AIM: Show each line that has the string "text" in it.

Saved entries:
━━━━━━━━━━

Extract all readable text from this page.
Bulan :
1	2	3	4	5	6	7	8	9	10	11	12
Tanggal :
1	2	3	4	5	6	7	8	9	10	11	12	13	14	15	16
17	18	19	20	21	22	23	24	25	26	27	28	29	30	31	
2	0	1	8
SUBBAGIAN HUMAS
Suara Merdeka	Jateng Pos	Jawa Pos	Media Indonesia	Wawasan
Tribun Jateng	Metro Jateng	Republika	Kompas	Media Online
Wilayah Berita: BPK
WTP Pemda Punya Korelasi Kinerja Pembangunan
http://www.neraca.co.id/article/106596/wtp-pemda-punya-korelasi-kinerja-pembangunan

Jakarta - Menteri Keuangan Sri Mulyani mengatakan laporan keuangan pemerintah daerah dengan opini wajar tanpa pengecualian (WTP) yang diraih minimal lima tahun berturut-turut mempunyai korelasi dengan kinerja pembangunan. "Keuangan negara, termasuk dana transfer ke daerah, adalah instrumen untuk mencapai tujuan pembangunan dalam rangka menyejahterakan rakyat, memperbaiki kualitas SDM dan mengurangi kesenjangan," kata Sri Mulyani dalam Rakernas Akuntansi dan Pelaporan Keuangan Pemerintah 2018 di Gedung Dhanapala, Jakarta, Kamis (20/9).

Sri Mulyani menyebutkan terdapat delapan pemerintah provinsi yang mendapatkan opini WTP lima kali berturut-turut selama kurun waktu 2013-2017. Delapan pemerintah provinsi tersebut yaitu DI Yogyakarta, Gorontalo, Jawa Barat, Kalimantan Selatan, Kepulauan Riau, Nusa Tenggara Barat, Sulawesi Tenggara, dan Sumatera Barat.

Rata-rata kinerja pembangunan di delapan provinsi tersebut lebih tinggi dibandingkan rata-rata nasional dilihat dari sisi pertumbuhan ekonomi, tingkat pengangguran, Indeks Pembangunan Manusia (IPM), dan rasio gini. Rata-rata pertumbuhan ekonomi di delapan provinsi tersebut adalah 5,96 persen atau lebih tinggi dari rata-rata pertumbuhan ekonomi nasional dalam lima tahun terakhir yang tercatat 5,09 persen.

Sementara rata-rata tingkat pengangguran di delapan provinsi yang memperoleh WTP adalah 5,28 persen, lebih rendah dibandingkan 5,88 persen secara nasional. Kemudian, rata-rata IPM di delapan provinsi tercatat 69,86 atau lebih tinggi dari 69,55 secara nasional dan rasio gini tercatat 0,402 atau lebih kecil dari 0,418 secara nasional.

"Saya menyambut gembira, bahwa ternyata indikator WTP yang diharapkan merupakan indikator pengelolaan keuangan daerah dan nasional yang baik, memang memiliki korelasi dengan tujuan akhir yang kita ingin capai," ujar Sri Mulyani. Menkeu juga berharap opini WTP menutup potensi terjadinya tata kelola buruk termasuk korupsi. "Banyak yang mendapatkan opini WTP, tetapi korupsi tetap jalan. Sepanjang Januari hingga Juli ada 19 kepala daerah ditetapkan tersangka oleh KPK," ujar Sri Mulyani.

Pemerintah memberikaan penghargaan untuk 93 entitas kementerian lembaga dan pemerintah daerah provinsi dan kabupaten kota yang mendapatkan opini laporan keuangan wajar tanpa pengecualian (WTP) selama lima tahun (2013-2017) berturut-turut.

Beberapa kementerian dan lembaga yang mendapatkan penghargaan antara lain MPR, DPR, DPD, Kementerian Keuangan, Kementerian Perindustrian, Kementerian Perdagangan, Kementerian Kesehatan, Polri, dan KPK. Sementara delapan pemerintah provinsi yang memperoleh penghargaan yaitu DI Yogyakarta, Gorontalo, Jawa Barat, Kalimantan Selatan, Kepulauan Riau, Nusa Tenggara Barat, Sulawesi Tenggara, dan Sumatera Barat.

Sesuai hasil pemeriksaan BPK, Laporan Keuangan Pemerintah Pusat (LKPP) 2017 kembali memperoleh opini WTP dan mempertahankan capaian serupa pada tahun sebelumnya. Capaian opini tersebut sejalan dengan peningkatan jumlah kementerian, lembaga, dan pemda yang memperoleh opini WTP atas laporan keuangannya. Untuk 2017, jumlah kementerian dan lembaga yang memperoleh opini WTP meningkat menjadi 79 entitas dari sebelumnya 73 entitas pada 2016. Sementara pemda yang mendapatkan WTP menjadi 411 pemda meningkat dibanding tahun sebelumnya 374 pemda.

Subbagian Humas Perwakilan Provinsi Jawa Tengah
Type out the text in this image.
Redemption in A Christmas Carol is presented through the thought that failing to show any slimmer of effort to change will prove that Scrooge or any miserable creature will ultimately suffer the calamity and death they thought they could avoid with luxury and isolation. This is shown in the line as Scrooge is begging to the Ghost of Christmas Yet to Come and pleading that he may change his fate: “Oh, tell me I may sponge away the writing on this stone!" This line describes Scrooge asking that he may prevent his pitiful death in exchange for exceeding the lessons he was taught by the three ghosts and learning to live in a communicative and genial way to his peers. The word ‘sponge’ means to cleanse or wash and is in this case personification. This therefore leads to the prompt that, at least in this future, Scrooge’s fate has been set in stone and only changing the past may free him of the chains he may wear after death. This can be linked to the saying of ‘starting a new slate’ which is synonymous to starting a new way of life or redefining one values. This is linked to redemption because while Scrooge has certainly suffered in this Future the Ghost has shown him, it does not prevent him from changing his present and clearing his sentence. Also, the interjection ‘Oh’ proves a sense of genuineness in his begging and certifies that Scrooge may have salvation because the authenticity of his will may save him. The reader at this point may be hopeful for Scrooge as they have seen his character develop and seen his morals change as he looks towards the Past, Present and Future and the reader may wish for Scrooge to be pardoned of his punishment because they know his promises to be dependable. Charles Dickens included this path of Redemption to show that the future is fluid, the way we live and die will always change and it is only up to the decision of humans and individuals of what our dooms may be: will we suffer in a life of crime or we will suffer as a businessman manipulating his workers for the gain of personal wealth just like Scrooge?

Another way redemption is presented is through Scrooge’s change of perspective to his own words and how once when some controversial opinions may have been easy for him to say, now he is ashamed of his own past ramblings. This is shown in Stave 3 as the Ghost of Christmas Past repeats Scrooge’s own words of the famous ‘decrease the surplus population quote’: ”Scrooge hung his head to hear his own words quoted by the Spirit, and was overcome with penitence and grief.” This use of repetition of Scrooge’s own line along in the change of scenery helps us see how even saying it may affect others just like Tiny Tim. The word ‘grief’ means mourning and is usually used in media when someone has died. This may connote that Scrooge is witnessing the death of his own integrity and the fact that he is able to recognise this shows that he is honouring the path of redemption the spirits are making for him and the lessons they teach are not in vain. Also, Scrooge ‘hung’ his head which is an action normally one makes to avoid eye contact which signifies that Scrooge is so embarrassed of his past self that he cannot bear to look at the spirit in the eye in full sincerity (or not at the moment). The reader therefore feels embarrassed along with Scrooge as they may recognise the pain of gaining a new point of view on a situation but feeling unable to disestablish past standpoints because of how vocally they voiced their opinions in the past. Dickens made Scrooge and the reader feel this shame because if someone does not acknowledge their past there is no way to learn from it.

━━━━━━━━━━

TASK SOLUTION:
Extract all readable text from this page.
Type out the text in this image.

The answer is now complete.